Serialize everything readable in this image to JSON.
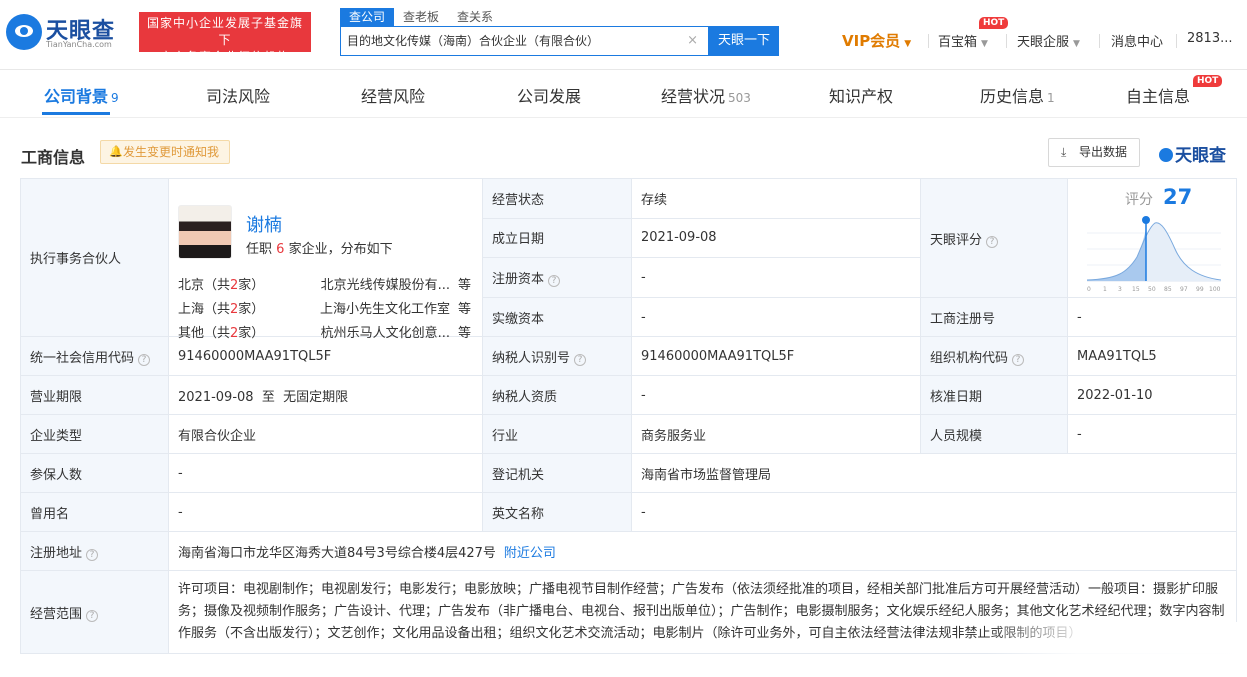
{
  "header": {
    "logo_text": "天眼查",
    "logo_sub": "TianYanCha.com",
    "slogan_line1": "国家中小企业发展子基金旗下",
    "slogan_line2": "官方备案企业征信机构",
    "search_tabs": [
      "查公司",
      "查老板",
      "查关系"
    ],
    "search_value": "目的地文化传媒（海南）合伙企业（有限合伙）",
    "search_clear": "×",
    "search_button": "天眼一下",
    "vip": "VIP会员",
    "baibaoxiang": "百宝箱",
    "hot": "HOT",
    "tianyan_qiye": "天眼企服",
    "messages": "消息中心",
    "user": "2813..."
  },
  "catnav": {
    "items": [
      {
        "label": "公司背景",
        "count": "9"
      },
      {
        "label": "司法风险",
        "count": ""
      },
      {
        "label": "经营风险",
        "count": ""
      },
      {
        "label": "公司发展",
        "count": ""
      },
      {
        "label": "经营状况",
        "count": "503"
      },
      {
        "label": "知识产权",
        "count": ""
      },
      {
        "label": "历史信息",
        "count": "1"
      },
      {
        "label": "自主信息",
        "count": ""
      }
    ],
    "hot": "HOT"
  },
  "section": {
    "title": "工商信息",
    "notify": "发生变更时通知我",
    "export": "导出数据",
    "brand": "天眼查"
  },
  "partner": {
    "label": "执行事务合伙人",
    "name": "谢楠",
    "desc_prefix": "任职",
    "desc_count": "6",
    "desc_suffix": "家企业，分布如下",
    "regions": [
      {
        "prefix": "北京（共",
        "count": "2",
        "suffix": "家）",
        "company": "北京光线传媒股份有...",
        "tail": "等"
      },
      {
        "prefix": "上海（共",
        "count": "2",
        "suffix": "家）",
        "company": "上海小先生文化工作室",
        "tail": "等"
      },
      {
        "prefix": "其他（共",
        "count": "2",
        "suffix": "家）",
        "company": "杭州乐马人文化创意...",
        "tail": "等"
      }
    ]
  },
  "fields": {
    "status_label": "经营状态",
    "status_value": "存续",
    "founded_label": "成立日期",
    "founded_value": "2021-09-08",
    "reg_capital_label": "注册资本",
    "reg_capital_value": "-",
    "paid_capital_label": "实缴资本",
    "paid_capital_value": "-",
    "score_label": "天眼评分",
    "score_title": "评分",
    "score_value": "27",
    "score_ticks": [
      "0",
      "1",
      "3",
      "15",
      "50",
      "85",
      "97",
      "99",
      "100"
    ],
    "reg_no_label": "工商注册号",
    "reg_no_value": "-",
    "credit_code_label": "统一社会信用代码",
    "credit_code_value": "91460000MAA91TQL5F",
    "taxpayer_id_label": "纳税人识别号",
    "taxpayer_id_value": "91460000MAA91TQL5F",
    "org_code_label": "组织机构代码",
    "org_code_value": "MAA91TQL5",
    "term_label": "营业期限",
    "term_value": "2021-09-08  至  无固定期限",
    "taxpayer_qual_label": "纳税人资质",
    "taxpayer_qual_value": "-",
    "approve_label": "核准日期",
    "approve_value": "2022-01-10",
    "type_label": "企业类型",
    "type_value": "有限合伙企业",
    "industry_label": "行业",
    "industry_value": "商务服务业",
    "staff_label": "人员规模",
    "staff_value": "-",
    "insured_label": "参保人数",
    "insured_value": "-",
    "authority_label": "登记机关",
    "authority_value": "海南省市场监督管理局",
    "former_name_label": "曾用名",
    "former_name_value": "-",
    "english_label": "英文名称",
    "english_value": "-",
    "address_label": "注册地址",
    "address_value": "海南省海口市龙华区海秀大道84号3号综合楼4层427号",
    "address_link": "附近公司",
    "scope_label": "经营范围",
    "scope_value": "许可项目：电视剧制作；电视剧发行；电影发行；电影放映；广播电视节目制作经营；广告发布（依法须经批准的项目，经相关部门批准后方可开展经营活动）一般项目：摄影扩印服务；摄像及视频制作服务；广告设计、代理；广告发布（非广播电台、电视台、报刊出版单位）；广告制作；电影摄制服务；文化娱乐经纪人服务；其他文化艺术经纪代理；数字内容制作服务（不含出版发行）；文艺创作；文化用品设备出租；组织文化艺术交流活动；电影制片（除许可业务外，可自主依法经营法律法规非禁止或限制的项目）"
  },
  "icons": {
    "question": "?",
    "bell": "🔔",
    "download": "⤓",
    "caret": "▼"
  }
}
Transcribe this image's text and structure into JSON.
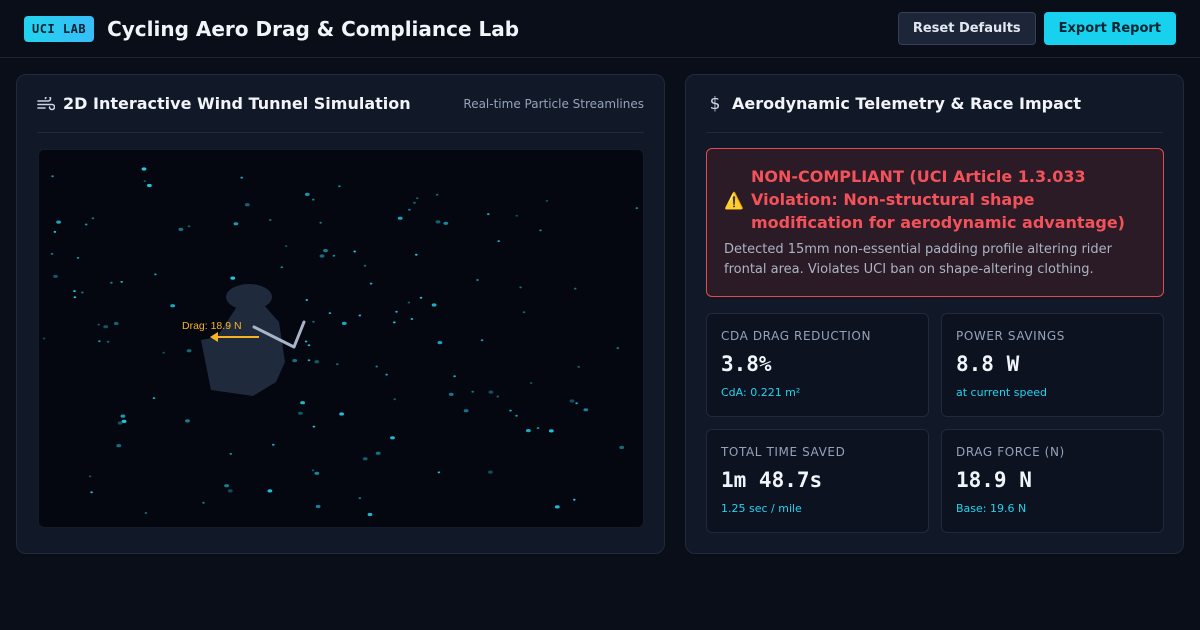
{
  "header": {
    "badge": "UCI LAB",
    "title": "Cycling Aero Drag & Compliance Lab",
    "reset_label": "Reset Defaults",
    "export_label": "Export Report"
  },
  "simulation": {
    "icon": "wind-icon",
    "title": "2D Interactive Wind Tunnel Simulation",
    "subtitle": "Real-time Particle Streamlines",
    "drag_label": "Drag: 18.9 N"
  },
  "telemetry": {
    "icon": "dollar-icon",
    "title": "Aerodynamic Telemetry & Race Impact",
    "alert": {
      "icon": "warning-icon",
      "title": "NON-COMPLIANT (UCI Article 1.3.033 Violation: Non-structural shape modification for aerodynamic advantage)",
      "description": "Detected 15mm non-essential padding profile altering rider frontal area. Violates UCI ban on shape-altering clothing."
    },
    "metrics": [
      {
        "label": "CDA DRAG REDUCTION",
        "value": "3.8%",
        "sub": "CdA: 0.221 m²"
      },
      {
        "label": "POWER SAVINGS",
        "value": "8.8 W",
        "sub": "at current speed"
      },
      {
        "label": "TOTAL TIME SAVED",
        "value": "1m 48.7s",
        "sub": "1.25 sec / mile"
      },
      {
        "label": "DRAG FORCE (N)",
        "value": "18.9 N",
        "sub": "Base: 19.6 N"
      }
    ]
  },
  "colors": {
    "accent": "#22d3ee",
    "alert": "#f3525a",
    "drag_arrow": "#f5b324"
  }
}
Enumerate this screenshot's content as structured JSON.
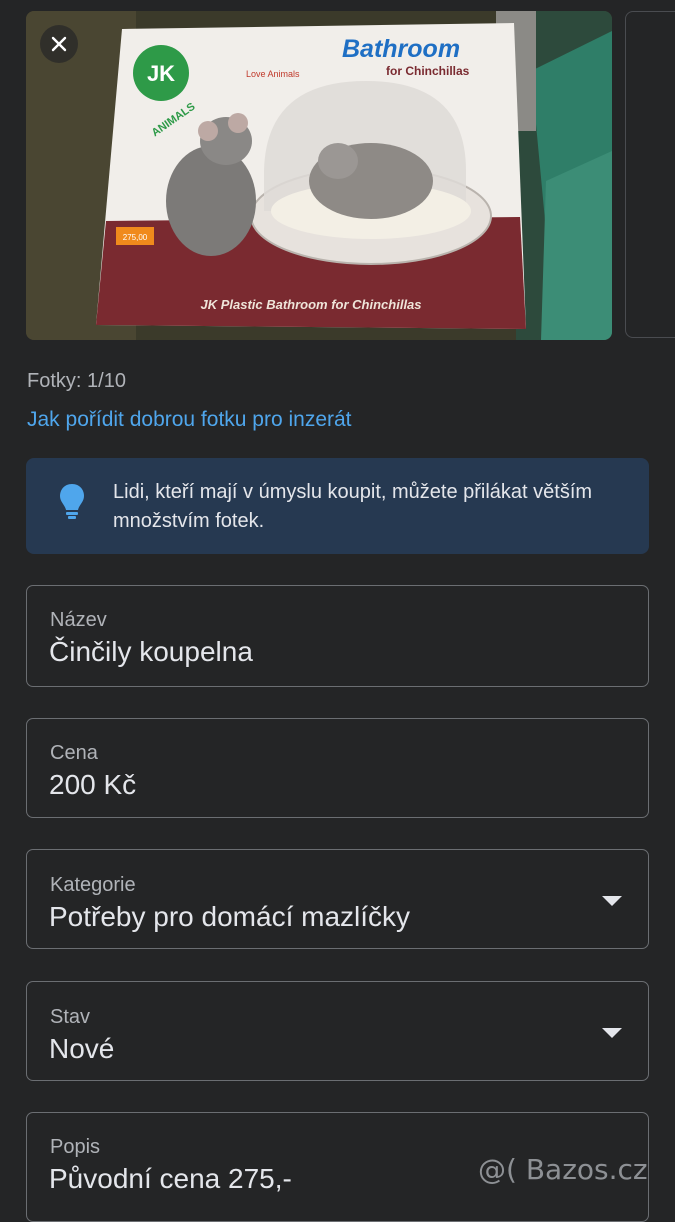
{
  "photos": {
    "counter_text": "Fotky: 1/10",
    "help_link": "Jak pořídit dobrou fotku pro inzerát",
    "box_print": {
      "logo": "JK",
      "logo_sub": "ANIMALS",
      "love_badge": "Love Animals",
      "title": "Bathroom",
      "subtitle": "for Chinchillas",
      "footer": "JK Plastic Bathroom for Chinchillas",
      "price_sticker": "275,00"
    }
  },
  "tip": {
    "text": "Lidi, kteří mají v úmyslu koupit, můžete přilákat větším množstvím fotek.",
    "icon": "lightbulb-icon"
  },
  "fields": {
    "title": {
      "label": "Název",
      "value": "Činčily koupelna"
    },
    "price": {
      "label": "Cena",
      "value": "200 Kč"
    },
    "category": {
      "label": "Kategorie",
      "value": "Potřeby pro domácí mazlíčky"
    },
    "condition": {
      "label": "Stav",
      "value": "Nové"
    },
    "description": {
      "label": "Popis",
      "value": "Původní cena 275,-"
    }
  },
  "watermark": "@( Bazos.cz",
  "colors": {
    "background": "#242526",
    "link": "#4fa6ec",
    "tip_background": "#263951",
    "field_border": "#6b6e72"
  }
}
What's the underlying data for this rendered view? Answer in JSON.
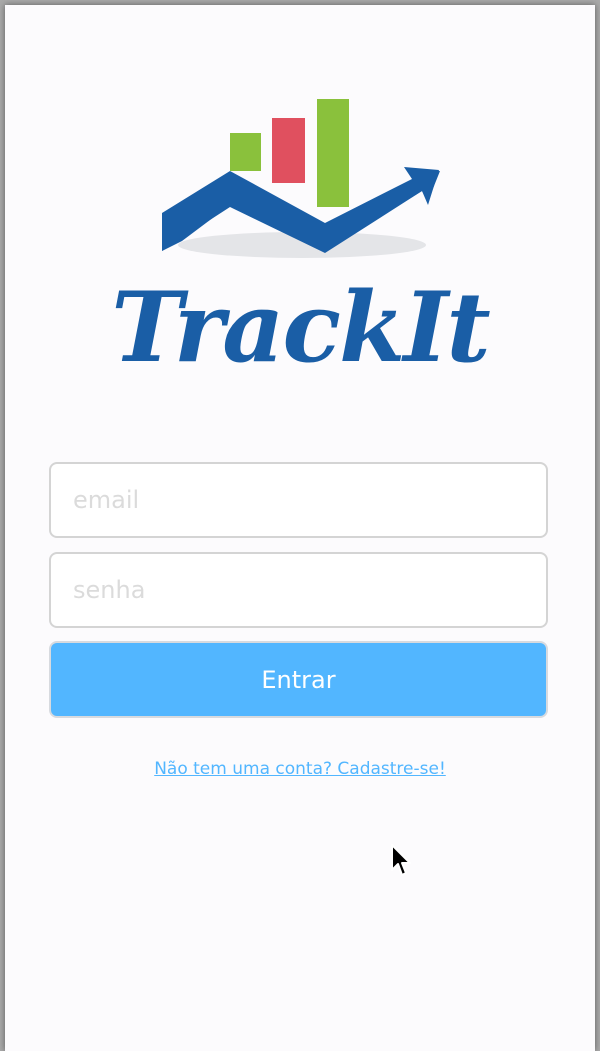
{
  "app": {
    "brand_name": "TrackIt"
  },
  "login_form": {
    "email_placeholder": "email",
    "password_placeholder": "senha",
    "submit_label": "Entrar",
    "signup_link": "Não tem uma conta? Cadastre-se!"
  },
  "colors": {
    "background": "#fcfbfd",
    "brand_blue": "#1a5ea6",
    "accent": "#52b6ff",
    "bar_green": "#8ac13c",
    "bar_red": "#e0505f",
    "input_border": "#d4d4d4"
  },
  "icons": {
    "logo": "trackit-chart-logo",
    "pointer": "mouse-pointer-icon"
  }
}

▬▬▬

Work to do :: Every line of the records that includes the word "Bathroom" should be gathered.

Task solution ::
      "title": "Bathroom",
      "footer": "JK Plastic Bathroom for Chinchillas",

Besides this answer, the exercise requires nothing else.